• [What is required] Copy all the entries below exactly, but not the pictures.

Dataset records:
Start

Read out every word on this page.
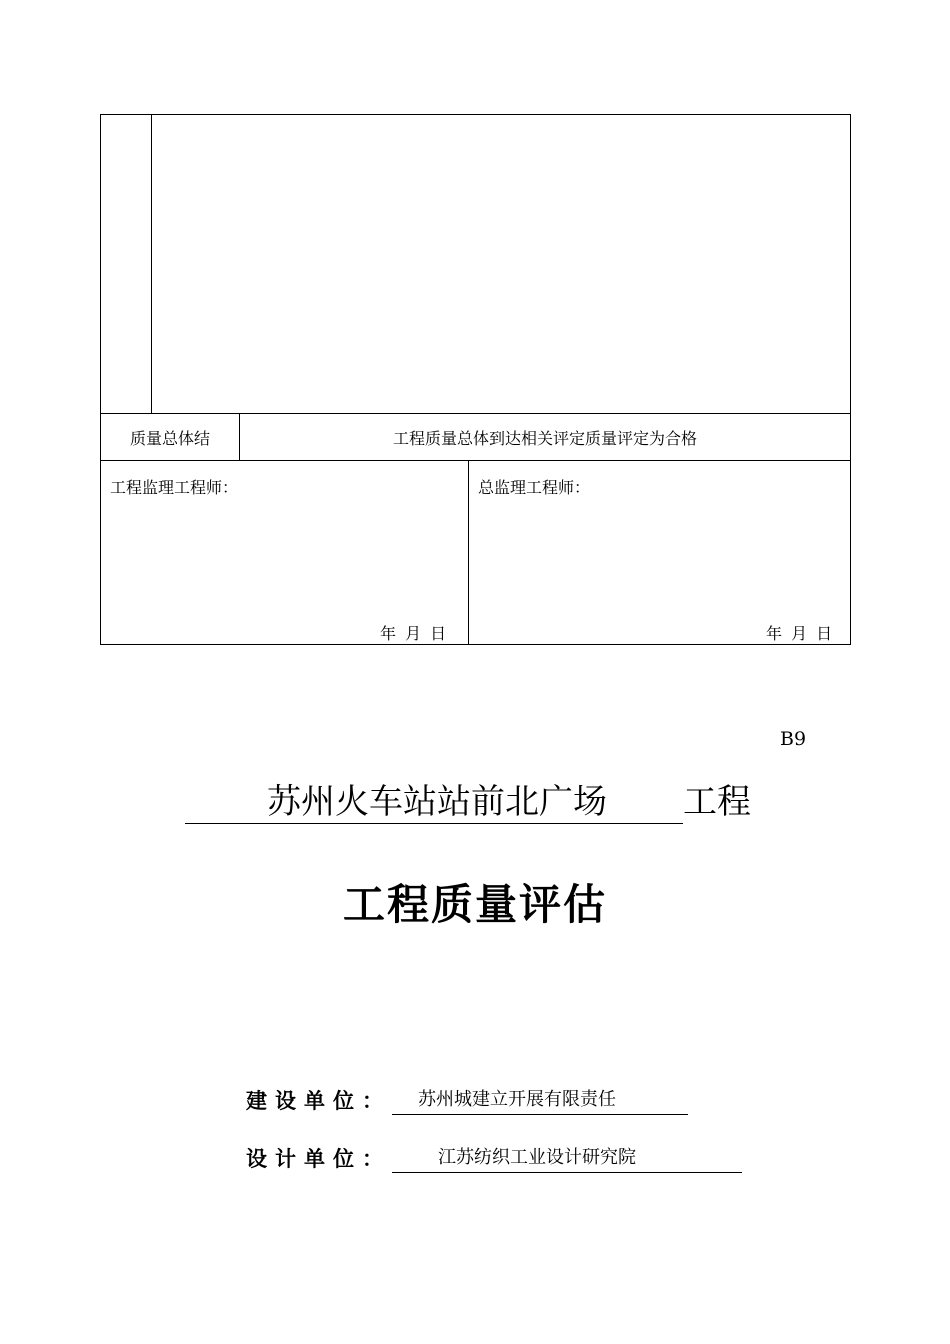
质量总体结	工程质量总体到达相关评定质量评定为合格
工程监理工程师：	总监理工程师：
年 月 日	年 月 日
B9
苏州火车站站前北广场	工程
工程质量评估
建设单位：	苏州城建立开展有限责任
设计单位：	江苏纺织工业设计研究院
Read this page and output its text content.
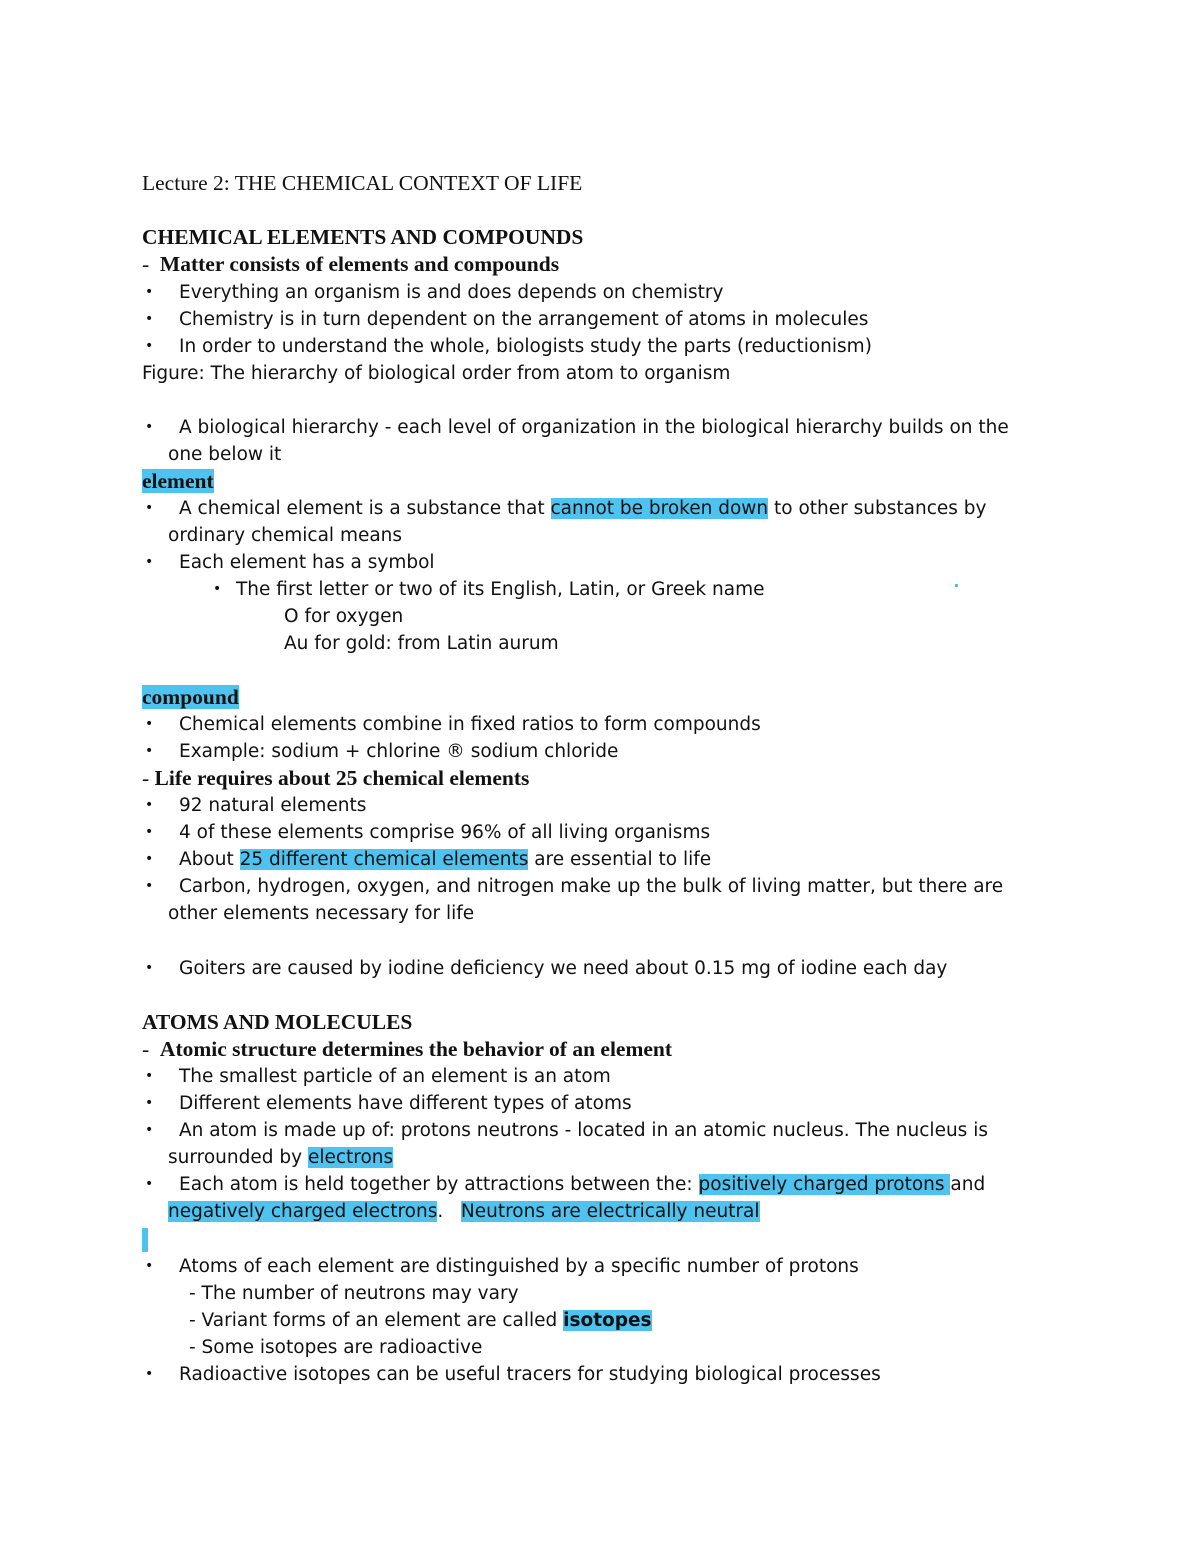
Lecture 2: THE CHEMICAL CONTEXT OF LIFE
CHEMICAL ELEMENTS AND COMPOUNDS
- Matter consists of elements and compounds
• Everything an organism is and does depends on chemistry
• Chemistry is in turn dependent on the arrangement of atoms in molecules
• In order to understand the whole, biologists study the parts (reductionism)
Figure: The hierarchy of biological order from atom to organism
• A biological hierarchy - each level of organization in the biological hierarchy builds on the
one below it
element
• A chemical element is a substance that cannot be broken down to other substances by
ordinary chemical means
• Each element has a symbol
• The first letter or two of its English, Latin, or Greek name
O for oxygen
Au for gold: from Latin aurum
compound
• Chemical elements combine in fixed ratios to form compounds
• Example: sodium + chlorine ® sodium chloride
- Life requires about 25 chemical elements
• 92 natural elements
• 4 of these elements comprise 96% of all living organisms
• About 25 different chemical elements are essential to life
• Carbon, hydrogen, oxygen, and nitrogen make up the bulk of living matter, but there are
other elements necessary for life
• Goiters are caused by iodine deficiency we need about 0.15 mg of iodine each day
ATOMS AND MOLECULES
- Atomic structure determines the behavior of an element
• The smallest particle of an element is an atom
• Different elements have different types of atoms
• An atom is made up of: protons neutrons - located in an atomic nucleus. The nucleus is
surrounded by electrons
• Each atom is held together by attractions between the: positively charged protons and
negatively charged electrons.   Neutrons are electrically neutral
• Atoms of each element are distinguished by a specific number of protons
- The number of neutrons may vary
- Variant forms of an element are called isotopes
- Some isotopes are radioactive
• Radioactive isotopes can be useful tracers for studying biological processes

End

• [Correct result]
Read out every word on this page.
质量总体结	工程质量总体到达相关评定质量评定为合格
工程监理工程师：	总监理工程师：
年 月 日	年 月 日
B9
苏州火车站站前北广场	工程
工程质量评估
建设单位：	苏州城建立开展有限责任
设计单位：	江苏纺织工业设计研究院
Read this page and output its text content.
Lecture 2: THE CHEMICAL CONTEXT OF LIFE
CHEMICAL ELEMENTS AND COMPOUNDS
- Matter consists of elements and compounds
• Everything an organism is and does depends on chemistry
• Chemistry is in turn dependent on the arrangement of atoms in molecules
• In order to understand the whole, biologists study the parts (reductionism)
Figure: The hierarchy of biological order from atom to organism
• A biological hierarchy - each level of organization in the biological hierarchy builds on the
one below it
element
• A chemical element is a substance that cannot be broken down to other substances by
ordinary chemical means
• Each element has a symbol
• The first letter or two of its English, Latin, or Greek name
O for oxygen
Au for gold: from Latin aurum
compound
• Chemical elements combine in fixed ratios to form compounds
• Example: sodium + chlorine ® sodium chloride
- Life requires about 25 chemical elements
• 92 natural elements
• 4 of these elements comprise 96% of all living organisms
• About 25 different chemical elements are essential to life
• Carbon, hydrogen, oxygen, and nitrogen make up the bulk of living matter, but there are
other elements necessary for life
• Goiters are caused by iodine deficiency we need about 0.15 mg of iodine each day
ATOMS AND MOLECULES
- Atomic structure determines the behavior of an element
• The smallest particle of an element is an atom
• Different elements have different types of atoms
• An atom is made up of: protons neutrons - located in an atomic nucleus. The nucleus is
surrounded by electrons
• Each atom is held together by attractions between the: positively charged protons and
negatively charged electrons.   Neutrons are electrically neutral
• Atoms of each element are distinguished by a specific number of protons
- The number of neutrons may vary
- Variant forms of an element are called isotopes
- Some isotopes are radioactive
• Radioactive isotopes can be useful tracers for studying biological processes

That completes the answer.